>>>

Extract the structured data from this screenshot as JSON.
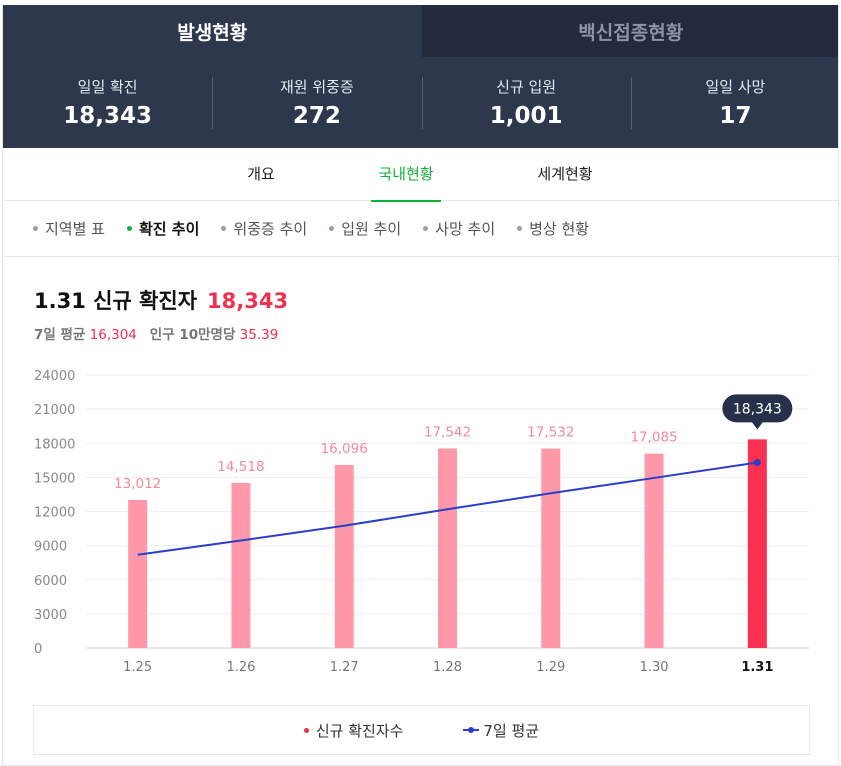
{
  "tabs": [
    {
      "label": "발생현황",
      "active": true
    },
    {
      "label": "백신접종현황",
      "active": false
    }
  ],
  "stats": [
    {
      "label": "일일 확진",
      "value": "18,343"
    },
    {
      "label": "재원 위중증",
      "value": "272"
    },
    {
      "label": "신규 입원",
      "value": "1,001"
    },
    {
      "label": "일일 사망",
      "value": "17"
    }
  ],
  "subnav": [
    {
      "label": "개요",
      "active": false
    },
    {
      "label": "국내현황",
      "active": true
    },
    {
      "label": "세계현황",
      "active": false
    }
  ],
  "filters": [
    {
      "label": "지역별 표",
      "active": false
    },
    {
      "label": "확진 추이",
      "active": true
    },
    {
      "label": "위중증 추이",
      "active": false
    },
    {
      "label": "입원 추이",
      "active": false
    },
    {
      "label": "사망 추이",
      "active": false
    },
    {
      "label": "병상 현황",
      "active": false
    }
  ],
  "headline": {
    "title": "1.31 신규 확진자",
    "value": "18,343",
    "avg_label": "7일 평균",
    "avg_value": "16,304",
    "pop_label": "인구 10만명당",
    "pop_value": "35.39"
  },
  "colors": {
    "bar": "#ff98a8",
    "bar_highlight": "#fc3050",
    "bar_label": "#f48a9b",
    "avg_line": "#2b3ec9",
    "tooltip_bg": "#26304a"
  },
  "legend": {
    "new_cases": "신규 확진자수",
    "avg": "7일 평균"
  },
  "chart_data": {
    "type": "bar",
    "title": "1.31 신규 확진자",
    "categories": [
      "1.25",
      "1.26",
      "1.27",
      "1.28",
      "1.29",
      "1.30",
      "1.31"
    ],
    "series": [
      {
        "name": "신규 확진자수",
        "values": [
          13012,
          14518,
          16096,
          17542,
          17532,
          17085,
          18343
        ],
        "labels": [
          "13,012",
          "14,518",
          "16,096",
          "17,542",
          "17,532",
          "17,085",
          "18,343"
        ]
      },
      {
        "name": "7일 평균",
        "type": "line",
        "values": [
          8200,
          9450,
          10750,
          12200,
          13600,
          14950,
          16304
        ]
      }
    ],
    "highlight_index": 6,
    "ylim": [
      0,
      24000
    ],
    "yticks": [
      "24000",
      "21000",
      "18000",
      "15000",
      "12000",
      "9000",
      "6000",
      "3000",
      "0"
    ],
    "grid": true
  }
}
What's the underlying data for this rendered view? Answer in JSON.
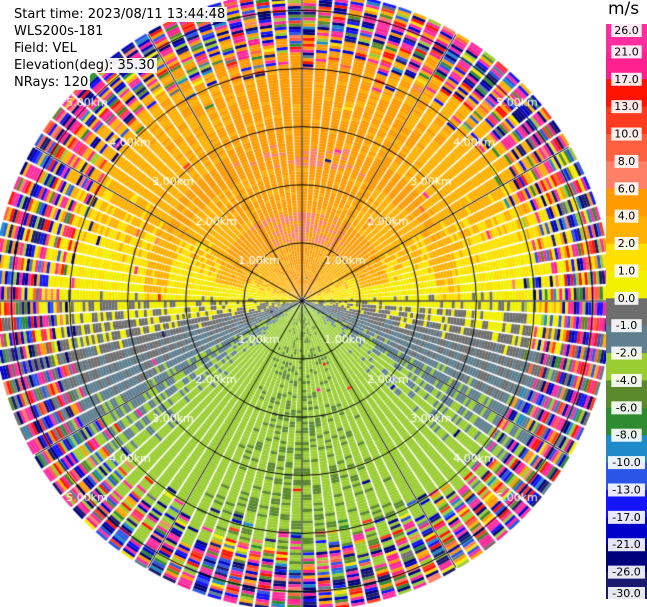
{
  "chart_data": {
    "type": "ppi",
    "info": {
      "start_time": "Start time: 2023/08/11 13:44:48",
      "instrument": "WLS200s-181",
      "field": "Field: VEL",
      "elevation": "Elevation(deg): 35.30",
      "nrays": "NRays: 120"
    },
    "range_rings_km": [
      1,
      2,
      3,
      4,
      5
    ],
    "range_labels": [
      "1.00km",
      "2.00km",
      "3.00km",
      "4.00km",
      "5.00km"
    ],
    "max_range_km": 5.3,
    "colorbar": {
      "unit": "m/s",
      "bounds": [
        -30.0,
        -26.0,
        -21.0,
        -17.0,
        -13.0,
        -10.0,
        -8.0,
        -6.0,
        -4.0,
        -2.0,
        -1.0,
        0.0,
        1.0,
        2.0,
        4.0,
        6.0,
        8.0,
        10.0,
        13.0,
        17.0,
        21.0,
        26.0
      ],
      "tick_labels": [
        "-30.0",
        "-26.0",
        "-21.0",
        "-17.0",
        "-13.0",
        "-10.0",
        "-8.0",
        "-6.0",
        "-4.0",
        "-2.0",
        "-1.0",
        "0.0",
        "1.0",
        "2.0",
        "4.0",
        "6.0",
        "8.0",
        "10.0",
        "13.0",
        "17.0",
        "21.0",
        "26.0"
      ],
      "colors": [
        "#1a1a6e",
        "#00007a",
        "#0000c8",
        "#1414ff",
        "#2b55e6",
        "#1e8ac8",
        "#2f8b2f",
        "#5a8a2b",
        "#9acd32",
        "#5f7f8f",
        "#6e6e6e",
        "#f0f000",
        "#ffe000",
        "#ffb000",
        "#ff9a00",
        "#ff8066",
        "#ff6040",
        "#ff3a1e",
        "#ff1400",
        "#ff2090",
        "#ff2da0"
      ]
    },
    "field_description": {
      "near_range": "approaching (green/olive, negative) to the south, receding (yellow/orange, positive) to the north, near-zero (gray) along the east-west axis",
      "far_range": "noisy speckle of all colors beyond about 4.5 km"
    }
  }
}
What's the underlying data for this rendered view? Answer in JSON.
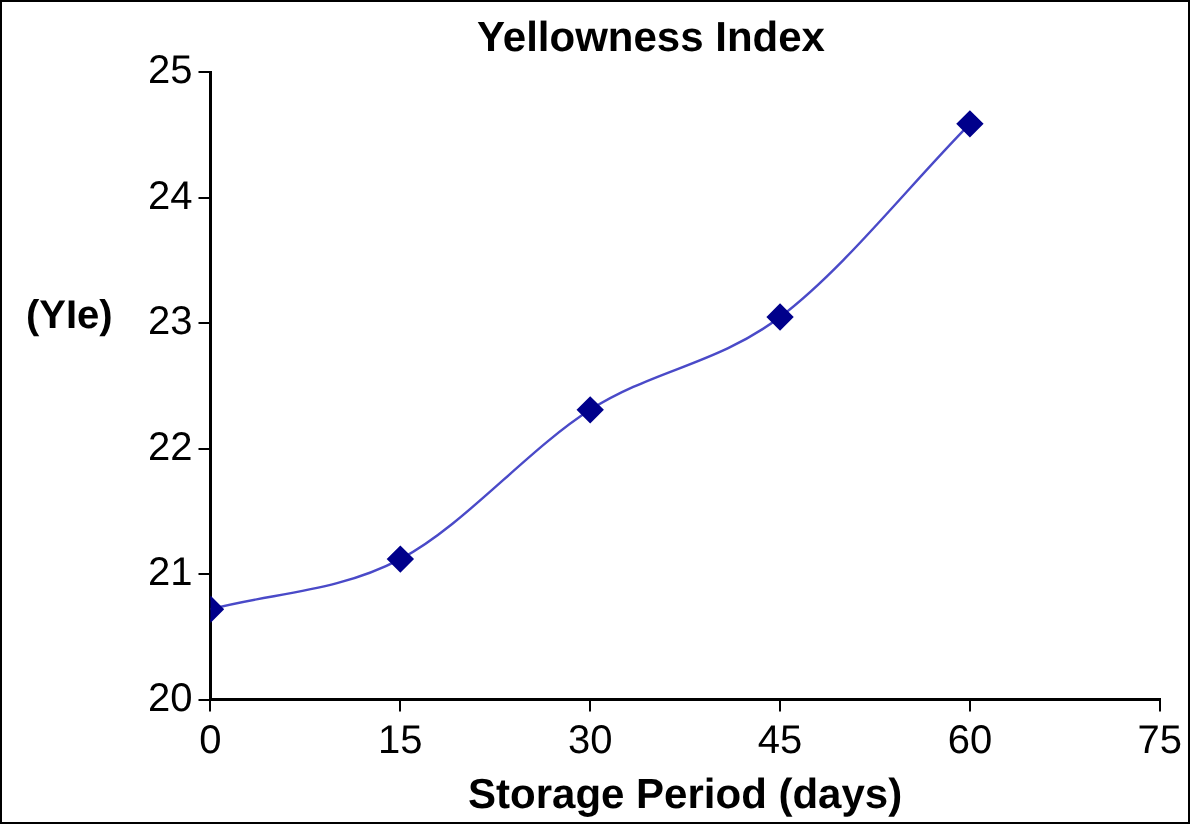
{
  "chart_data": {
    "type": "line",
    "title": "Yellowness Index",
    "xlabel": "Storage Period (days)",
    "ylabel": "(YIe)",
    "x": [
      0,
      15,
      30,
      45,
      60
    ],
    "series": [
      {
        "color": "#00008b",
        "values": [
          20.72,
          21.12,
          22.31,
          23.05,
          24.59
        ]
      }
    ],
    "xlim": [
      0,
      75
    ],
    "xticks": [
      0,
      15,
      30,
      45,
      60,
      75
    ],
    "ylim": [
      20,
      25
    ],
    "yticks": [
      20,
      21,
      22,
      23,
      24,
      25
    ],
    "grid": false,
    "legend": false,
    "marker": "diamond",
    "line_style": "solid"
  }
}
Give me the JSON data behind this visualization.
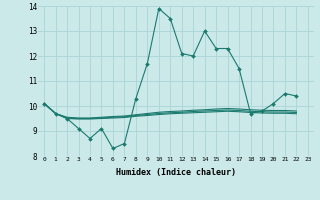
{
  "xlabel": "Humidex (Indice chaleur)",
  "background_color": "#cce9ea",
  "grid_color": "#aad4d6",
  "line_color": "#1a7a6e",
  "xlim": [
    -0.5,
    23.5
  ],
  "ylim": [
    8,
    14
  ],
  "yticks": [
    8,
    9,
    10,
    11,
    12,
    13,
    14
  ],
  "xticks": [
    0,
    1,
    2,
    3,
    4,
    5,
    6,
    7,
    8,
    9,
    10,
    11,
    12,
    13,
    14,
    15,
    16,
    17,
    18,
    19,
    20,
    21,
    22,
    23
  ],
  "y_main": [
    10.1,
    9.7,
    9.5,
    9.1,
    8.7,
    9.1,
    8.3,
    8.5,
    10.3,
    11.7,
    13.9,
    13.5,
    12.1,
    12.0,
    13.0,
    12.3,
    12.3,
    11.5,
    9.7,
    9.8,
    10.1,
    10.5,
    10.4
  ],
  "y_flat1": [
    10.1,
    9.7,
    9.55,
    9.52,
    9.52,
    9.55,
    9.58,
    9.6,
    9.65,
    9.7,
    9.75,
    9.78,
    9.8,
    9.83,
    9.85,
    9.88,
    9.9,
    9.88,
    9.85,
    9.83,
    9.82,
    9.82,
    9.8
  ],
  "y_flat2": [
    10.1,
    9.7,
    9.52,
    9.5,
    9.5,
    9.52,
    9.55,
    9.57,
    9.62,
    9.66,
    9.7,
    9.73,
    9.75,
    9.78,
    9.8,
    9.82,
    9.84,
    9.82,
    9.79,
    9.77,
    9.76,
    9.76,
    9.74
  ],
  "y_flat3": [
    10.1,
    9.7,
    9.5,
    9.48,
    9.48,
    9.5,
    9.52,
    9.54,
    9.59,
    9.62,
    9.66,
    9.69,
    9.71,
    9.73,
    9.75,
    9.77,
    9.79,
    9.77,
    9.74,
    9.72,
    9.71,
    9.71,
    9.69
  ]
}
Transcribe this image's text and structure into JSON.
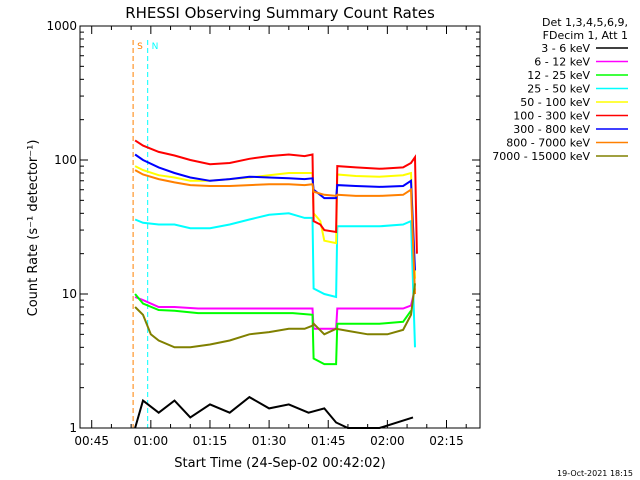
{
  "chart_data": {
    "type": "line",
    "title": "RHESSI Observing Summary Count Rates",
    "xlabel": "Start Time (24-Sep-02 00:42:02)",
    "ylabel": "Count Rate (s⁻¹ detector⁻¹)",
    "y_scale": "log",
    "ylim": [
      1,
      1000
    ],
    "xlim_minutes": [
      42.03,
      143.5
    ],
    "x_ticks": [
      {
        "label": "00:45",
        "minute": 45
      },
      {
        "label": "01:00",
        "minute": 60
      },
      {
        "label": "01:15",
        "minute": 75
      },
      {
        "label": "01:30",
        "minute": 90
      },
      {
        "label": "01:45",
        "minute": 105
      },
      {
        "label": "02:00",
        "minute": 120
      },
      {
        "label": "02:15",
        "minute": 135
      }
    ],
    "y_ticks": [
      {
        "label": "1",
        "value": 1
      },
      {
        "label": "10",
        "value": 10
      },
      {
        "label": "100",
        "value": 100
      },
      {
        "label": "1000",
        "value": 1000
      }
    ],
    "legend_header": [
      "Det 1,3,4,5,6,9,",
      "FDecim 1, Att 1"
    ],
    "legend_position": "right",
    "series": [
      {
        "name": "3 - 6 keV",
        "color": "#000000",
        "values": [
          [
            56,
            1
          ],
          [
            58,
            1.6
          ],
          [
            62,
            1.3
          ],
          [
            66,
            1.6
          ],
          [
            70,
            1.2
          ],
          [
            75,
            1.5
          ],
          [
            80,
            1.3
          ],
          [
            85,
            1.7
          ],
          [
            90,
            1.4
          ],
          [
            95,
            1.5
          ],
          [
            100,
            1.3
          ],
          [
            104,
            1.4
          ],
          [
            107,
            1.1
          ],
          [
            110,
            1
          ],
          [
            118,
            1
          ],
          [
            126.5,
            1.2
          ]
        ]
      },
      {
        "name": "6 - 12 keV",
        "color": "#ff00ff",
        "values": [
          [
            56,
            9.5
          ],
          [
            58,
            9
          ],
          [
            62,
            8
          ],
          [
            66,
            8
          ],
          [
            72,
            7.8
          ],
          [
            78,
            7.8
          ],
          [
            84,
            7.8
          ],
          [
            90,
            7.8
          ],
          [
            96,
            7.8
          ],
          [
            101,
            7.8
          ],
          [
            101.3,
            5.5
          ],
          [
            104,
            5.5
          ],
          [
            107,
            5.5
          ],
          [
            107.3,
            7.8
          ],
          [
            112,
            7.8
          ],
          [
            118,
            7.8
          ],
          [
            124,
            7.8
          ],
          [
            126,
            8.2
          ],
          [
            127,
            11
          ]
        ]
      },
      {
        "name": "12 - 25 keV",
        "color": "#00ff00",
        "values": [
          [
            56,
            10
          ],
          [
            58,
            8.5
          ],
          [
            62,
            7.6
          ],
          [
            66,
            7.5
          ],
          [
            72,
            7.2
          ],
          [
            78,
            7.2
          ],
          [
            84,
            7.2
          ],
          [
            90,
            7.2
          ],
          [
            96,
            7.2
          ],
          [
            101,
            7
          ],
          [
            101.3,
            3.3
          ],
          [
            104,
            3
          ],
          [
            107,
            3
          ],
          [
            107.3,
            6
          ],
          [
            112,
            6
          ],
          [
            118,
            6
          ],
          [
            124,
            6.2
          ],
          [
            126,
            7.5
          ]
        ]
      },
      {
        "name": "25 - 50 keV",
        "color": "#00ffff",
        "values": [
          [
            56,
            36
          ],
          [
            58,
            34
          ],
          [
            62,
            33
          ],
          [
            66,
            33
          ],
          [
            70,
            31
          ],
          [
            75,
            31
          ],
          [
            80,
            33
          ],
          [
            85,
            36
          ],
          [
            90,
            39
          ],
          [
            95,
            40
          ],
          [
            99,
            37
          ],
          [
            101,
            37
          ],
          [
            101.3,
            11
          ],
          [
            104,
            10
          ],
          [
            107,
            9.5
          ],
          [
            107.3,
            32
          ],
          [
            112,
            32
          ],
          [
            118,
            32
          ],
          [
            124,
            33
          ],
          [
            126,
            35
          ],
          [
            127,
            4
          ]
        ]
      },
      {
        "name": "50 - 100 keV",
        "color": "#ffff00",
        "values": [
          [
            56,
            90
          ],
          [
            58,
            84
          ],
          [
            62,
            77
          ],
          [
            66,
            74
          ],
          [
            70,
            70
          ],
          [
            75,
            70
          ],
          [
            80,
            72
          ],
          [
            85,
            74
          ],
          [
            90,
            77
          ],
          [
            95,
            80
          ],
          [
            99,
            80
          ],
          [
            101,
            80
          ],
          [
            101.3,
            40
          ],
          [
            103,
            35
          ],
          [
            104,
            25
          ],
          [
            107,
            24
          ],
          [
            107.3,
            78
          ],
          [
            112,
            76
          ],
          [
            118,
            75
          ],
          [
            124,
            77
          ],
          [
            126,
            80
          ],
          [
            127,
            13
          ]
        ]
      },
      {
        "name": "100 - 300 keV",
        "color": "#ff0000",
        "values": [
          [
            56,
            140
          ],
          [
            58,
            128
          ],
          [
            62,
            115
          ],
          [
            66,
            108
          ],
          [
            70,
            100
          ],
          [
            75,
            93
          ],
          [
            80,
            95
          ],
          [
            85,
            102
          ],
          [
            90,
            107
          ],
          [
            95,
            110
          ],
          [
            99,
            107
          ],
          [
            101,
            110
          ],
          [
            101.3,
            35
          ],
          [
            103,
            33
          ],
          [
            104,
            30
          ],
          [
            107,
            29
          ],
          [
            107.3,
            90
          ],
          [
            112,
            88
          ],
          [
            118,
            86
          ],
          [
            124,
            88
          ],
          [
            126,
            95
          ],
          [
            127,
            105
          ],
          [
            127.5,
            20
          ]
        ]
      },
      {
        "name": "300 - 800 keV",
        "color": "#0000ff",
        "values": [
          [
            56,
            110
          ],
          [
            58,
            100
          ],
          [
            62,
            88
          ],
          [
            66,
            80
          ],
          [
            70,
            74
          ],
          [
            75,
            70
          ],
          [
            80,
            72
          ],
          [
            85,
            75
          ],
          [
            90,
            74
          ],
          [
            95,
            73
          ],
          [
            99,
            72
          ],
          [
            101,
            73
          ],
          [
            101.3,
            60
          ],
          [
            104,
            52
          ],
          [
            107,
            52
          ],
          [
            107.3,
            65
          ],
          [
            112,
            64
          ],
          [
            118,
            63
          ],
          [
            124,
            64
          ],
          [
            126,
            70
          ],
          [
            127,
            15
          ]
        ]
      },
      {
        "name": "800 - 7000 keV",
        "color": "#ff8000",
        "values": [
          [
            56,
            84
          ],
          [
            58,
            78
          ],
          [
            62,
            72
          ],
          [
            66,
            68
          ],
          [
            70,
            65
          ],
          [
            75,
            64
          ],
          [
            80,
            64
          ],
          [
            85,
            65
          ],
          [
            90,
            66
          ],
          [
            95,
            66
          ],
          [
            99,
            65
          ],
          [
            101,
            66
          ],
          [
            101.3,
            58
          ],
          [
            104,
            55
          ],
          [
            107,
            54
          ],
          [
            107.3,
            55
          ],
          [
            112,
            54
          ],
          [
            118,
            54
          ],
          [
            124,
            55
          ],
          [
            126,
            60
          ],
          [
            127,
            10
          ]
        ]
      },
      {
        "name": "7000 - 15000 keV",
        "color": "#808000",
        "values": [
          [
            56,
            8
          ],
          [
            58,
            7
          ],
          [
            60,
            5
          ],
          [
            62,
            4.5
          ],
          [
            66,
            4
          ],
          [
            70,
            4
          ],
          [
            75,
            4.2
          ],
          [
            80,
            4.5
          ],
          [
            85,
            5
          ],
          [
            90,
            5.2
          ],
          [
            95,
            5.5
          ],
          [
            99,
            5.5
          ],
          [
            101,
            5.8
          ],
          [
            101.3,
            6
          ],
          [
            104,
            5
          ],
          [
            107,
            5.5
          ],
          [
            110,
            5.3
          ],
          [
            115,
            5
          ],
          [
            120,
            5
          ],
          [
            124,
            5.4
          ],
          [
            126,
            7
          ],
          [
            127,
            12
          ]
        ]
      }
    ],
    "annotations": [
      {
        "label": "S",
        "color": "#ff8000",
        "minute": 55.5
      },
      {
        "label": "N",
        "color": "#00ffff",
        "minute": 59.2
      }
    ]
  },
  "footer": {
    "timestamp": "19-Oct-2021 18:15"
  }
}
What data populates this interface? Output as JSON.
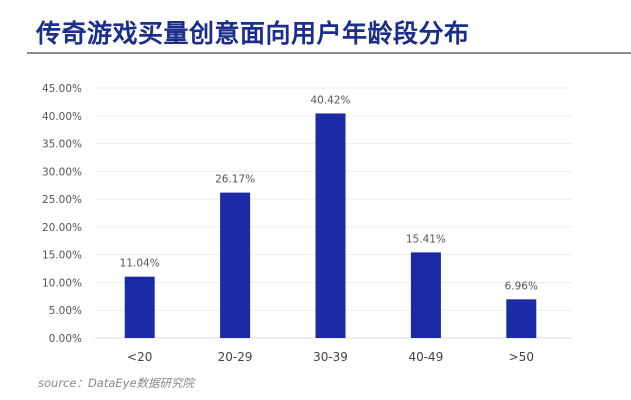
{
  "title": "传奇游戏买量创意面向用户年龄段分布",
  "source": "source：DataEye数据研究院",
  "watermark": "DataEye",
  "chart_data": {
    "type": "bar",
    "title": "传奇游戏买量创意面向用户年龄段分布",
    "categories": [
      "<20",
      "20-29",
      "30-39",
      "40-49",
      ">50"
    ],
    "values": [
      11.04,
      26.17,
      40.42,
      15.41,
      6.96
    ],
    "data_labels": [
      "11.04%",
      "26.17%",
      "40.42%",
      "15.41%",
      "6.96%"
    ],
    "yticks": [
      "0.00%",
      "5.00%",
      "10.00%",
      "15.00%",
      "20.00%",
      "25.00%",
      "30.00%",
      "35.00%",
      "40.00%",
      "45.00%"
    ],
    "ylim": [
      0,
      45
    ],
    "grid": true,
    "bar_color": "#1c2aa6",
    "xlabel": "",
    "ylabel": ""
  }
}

<<<

● WHAT THE TASK ASKS
Select every line in the material above where the string "ylabel" occurs, and copy it.

● TASK OUTPUT
    "ylabel": "(YIe)",
    "ylabel": "Count Rate (s⁻¹ detector⁻¹)",
    "ylabel": ""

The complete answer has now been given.